_Work to complete:_ Write out the listing below without alteration, omitting its pictures.

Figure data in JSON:
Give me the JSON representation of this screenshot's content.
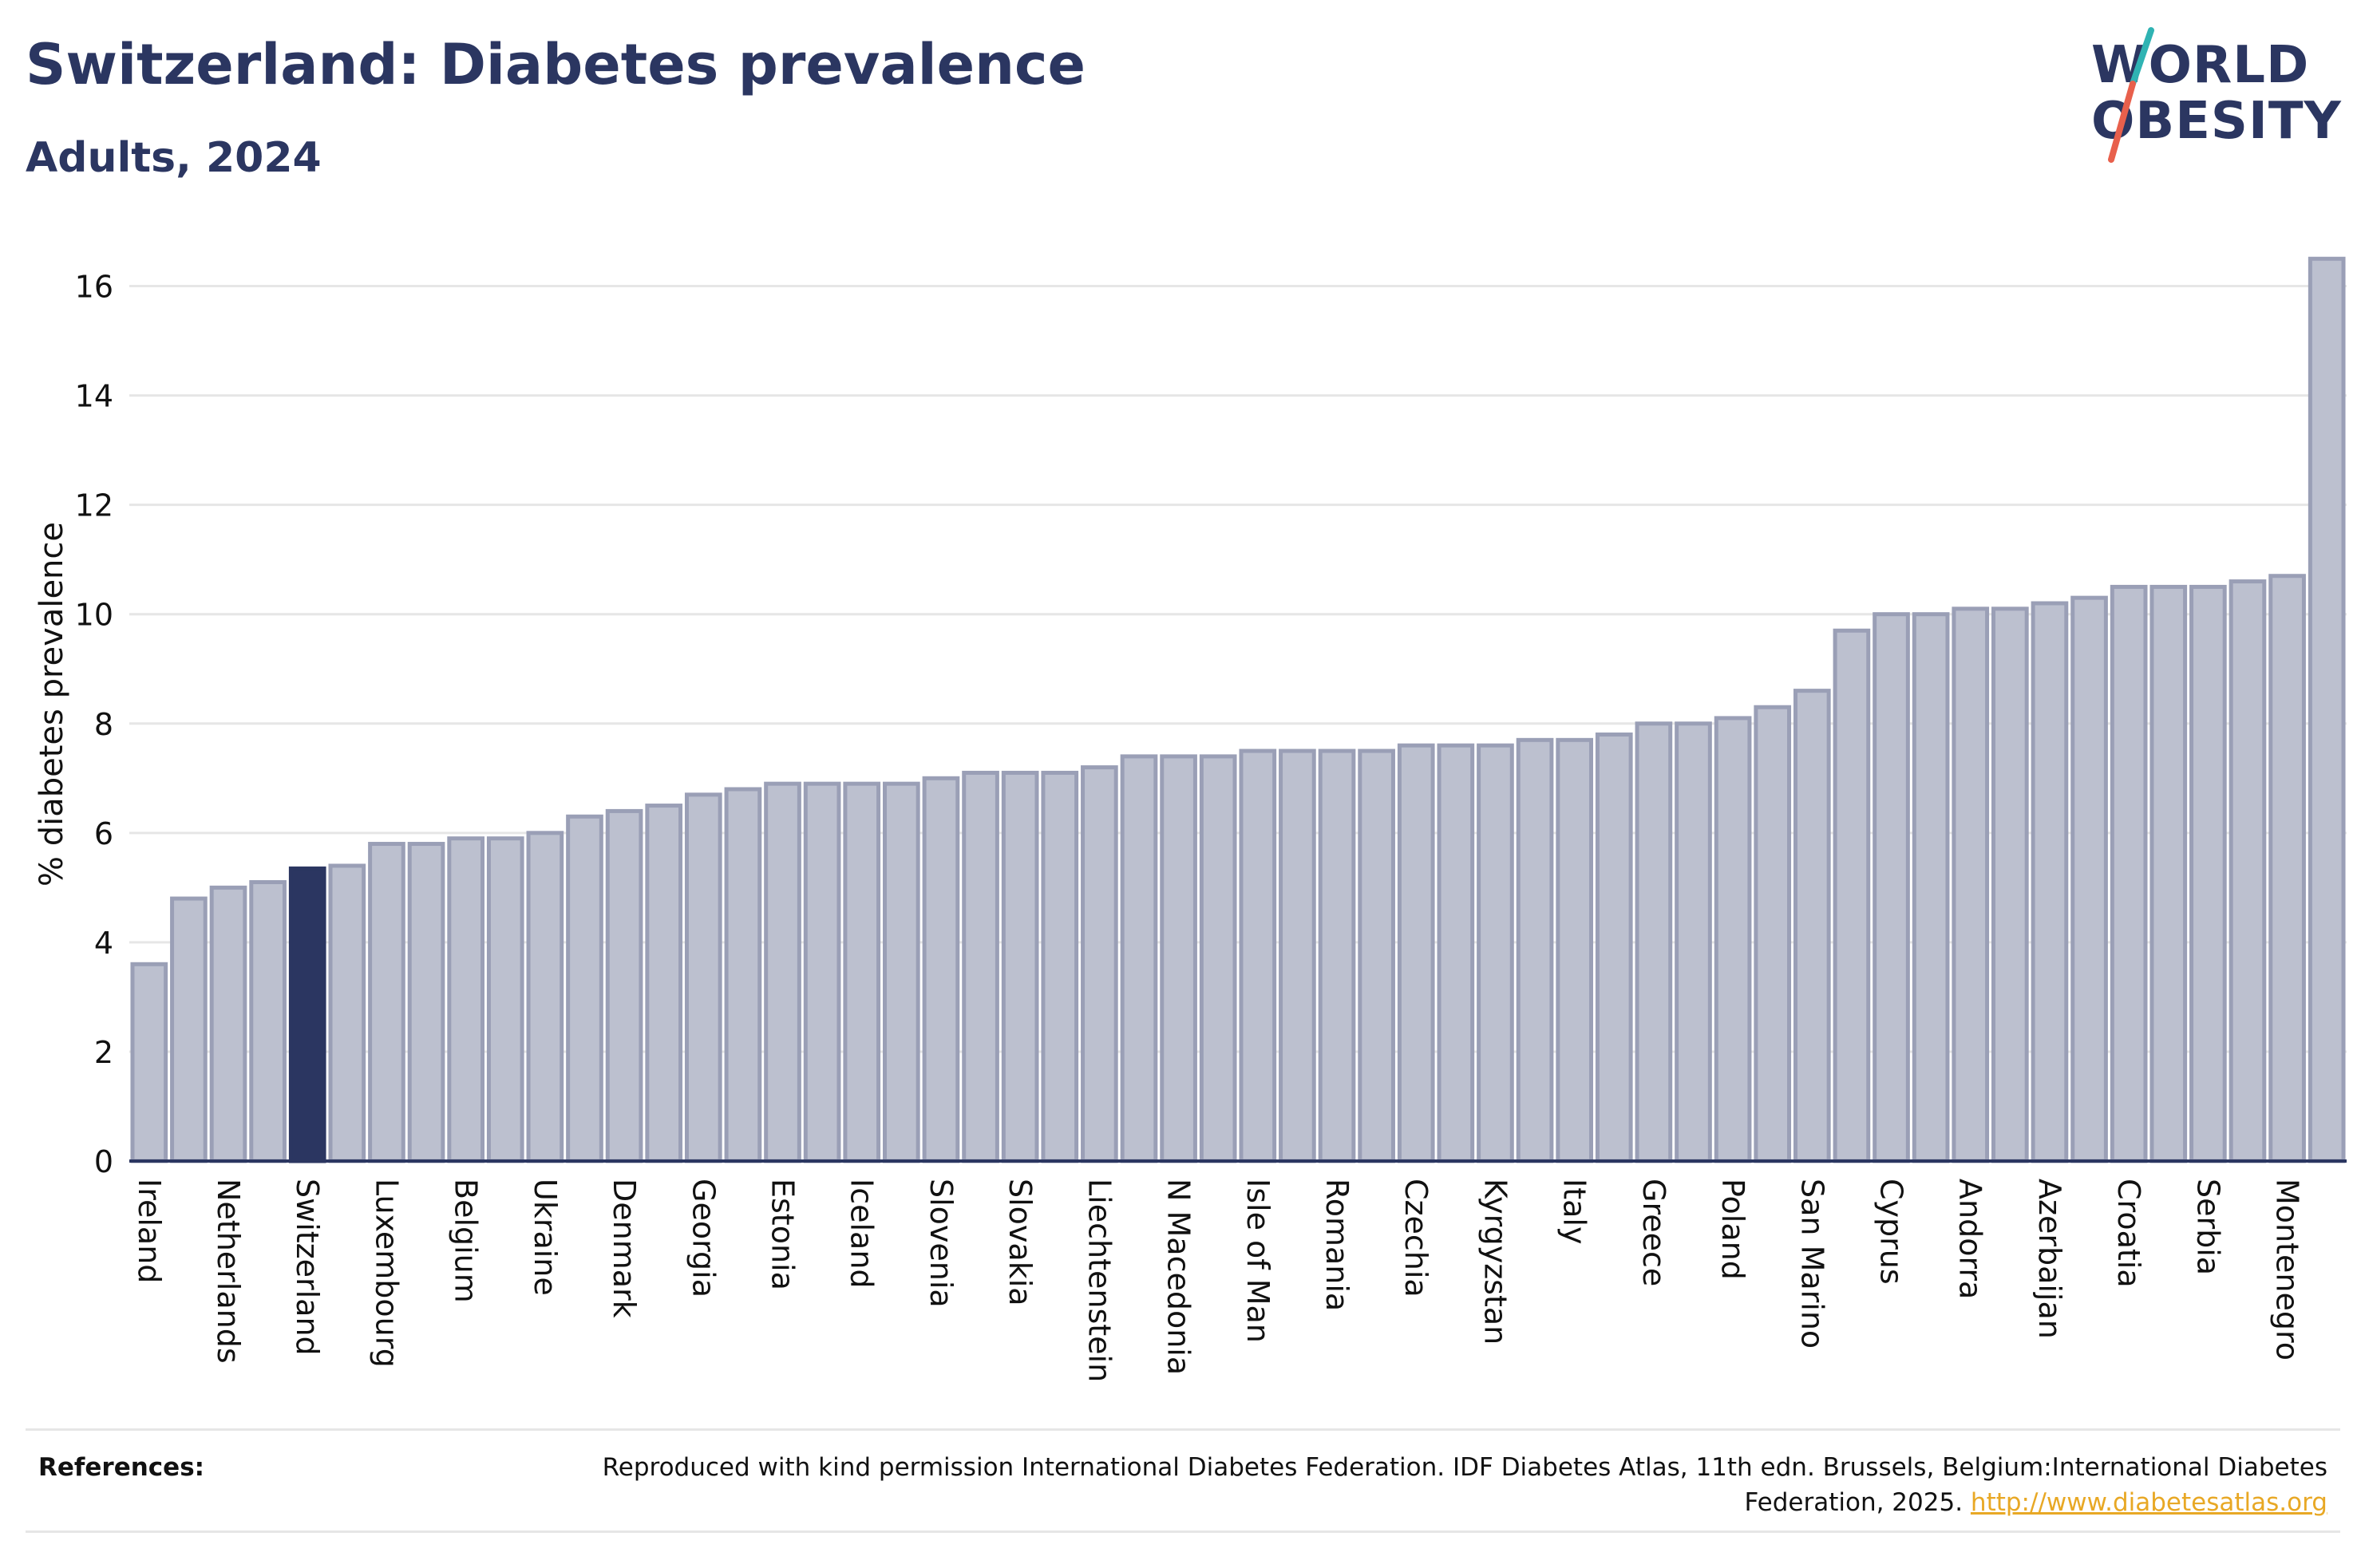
{
  "header": {
    "title": "Switzerland: Diabetes prevalence",
    "subtitle": "Adults, 2024"
  },
  "logo": {
    "line1": "WORLD",
    "line2": "OBESITY"
  },
  "chart_data": {
    "type": "bar",
    "title": "Switzerland: Diabetes prevalence",
    "subtitle": "Adults, 2024",
    "ylabel": "% diabetes prevalence",
    "xlabel": "",
    "ylim": [
      0,
      17
    ],
    "yticks": [
      0,
      2,
      4,
      6,
      8,
      10,
      12,
      14,
      16
    ],
    "grid": true,
    "highlight": "Switzerland",
    "colors": {
      "bar": "#bcc0cf",
      "bar_edge": "#9a9fb6",
      "highlight": "#2b3661",
      "grid": "#e6e6e6",
      "axis": "#2b3661"
    },
    "categories": [
      "Ireland",
      "",
      "Netherlands",
      "",
      "Switzerland",
      "",
      "Luxembourg",
      "",
      "Belgium",
      "",
      "Ukraine",
      "",
      "Denmark",
      "",
      "Georgia",
      "",
      "Estonia",
      "",
      "Iceland",
      "",
      "Slovenia",
      "",
      "Slovakia",
      "",
      "Liechtenstein",
      "",
      "N Macedonia",
      "",
      "Isle of Man",
      "",
      "Romania",
      "",
      "Czechia",
      "",
      "Kyrgyzstan",
      "",
      "Italy",
      "",
      "Greece",
      "",
      "Poland",
      "",
      "San Marino",
      "",
      "Cyprus",
      "",
      "Andorra",
      "",
      "Azerbaijan",
      "",
      "Croatia",
      "",
      "Serbia",
      "",
      "Montenegro",
      ""
    ],
    "values": [
      3.6,
      4.8,
      5.0,
      5.1,
      5.35,
      5.4,
      5.8,
      5.8,
      5.9,
      5.9,
      6.0,
      6.3,
      6.4,
      6.5,
      6.7,
      6.8,
      6.9,
      6.9,
      6.9,
      6.9,
      7.0,
      7.1,
      7.1,
      7.1,
      7.2,
      7.4,
      7.4,
      7.4,
      7.5,
      7.5,
      7.5,
      7.5,
      7.6,
      7.6,
      7.6,
      7.7,
      7.7,
      7.8,
      8.0,
      8.0,
      8.1,
      8.3,
      8.6,
      9.7,
      10.0,
      10.0,
      10.1,
      10.1,
      10.2,
      10.3,
      10.5,
      10.5,
      10.5,
      10.6,
      10.7,
      16.5
    ]
  },
  "references": {
    "label": "References:",
    "text": "Reproduced with kind permission International Diabetes Federation. IDF Diabetes Atlas, 11th edn. Brussels, Belgium:International Diabetes Federation, 2025.",
    "link": "http://www.diabetesatlas.org"
  }
}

_Solution for this exercise:_
Give me the JSON representation of this screenshot's content.
{
  "header": {
    "title": "Switzerland: Diabetes prevalence",
    "subtitle": "Adults, 2024"
  },
  "logo": {
    "line1": "WORLD",
    "line2": "OBESITY"
  },
  "chart_data": {
    "type": "bar",
    "title": "Switzerland: Diabetes prevalence",
    "subtitle": "Adults, 2024",
    "ylabel": "% diabetes prevalence",
    "xlabel": "",
    "ylim": [
      0,
      17
    ],
    "yticks": [
      0,
      2,
      4,
      6,
      8,
      10,
      12,
      14,
      16
    ],
    "grid": true,
    "highlight": "Switzerland",
    "colors": {
      "bar": "#bcc0cf",
      "bar_edge": "#9a9fb6",
      "highlight": "#2b3661",
      "grid": "#e6e6e6",
      "axis": "#2b3661"
    },
    "categories": [
      "Ireland",
      "",
      "Netherlands",
      "",
      "Switzerland",
      "",
      "Luxembourg",
      "",
      "Belgium",
      "",
      "Ukraine",
      "",
      "Denmark",
      "",
      "Georgia",
      "",
      "Estonia",
      "",
      "Iceland",
      "",
      "Slovenia",
      "",
      "Slovakia",
      "",
      "Liechtenstein",
      "",
      "N Macedonia",
      "",
      "Isle of Man",
      "",
      "Romania",
      "",
      "Czechia",
      "",
      "Kyrgyzstan",
      "",
      "Italy",
      "",
      "Greece",
      "",
      "Poland",
      "",
      "San Marino",
      "",
      "Cyprus",
      "",
      "Andorra",
      "",
      "Azerbaijan",
      "",
      "Croatia",
      "",
      "Serbia",
      "",
      "Montenegro",
      ""
    ],
    "values": [
      3.6,
      4.8,
      5.0,
      5.1,
      5.35,
      5.4,
      5.8,
      5.8,
      5.9,
      5.9,
      6.0,
      6.3,
      6.4,
      6.5,
      6.7,
      6.8,
      6.9,
      6.9,
      6.9,
      6.9,
      7.0,
      7.1,
      7.1,
      7.1,
      7.2,
      7.4,
      7.4,
      7.4,
      7.5,
      7.5,
      7.5,
      7.5,
      7.6,
      7.6,
      7.6,
      7.7,
      7.7,
      7.8,
      8.0,
      8.0,
      8.1,
      8.3,
      8.6,
      9.7,
      10.0,
      10.0,
      10.1,
      10.1,
      10.2,
      10.3,
      10.5,
      10.5,
      10.5,
      10.6,
      10.7,
      16.5
    ]
  },
  "references": {
    "label": "References:",
    "text": "Reproduced with kind permission International Diabetes Federation. IDF Diabetes Atlas, 11th edn. Brussels, Belgium:International Diabetes Federation, 2025.",
    "link": "http://www.diabetesatlas.org"
  }
}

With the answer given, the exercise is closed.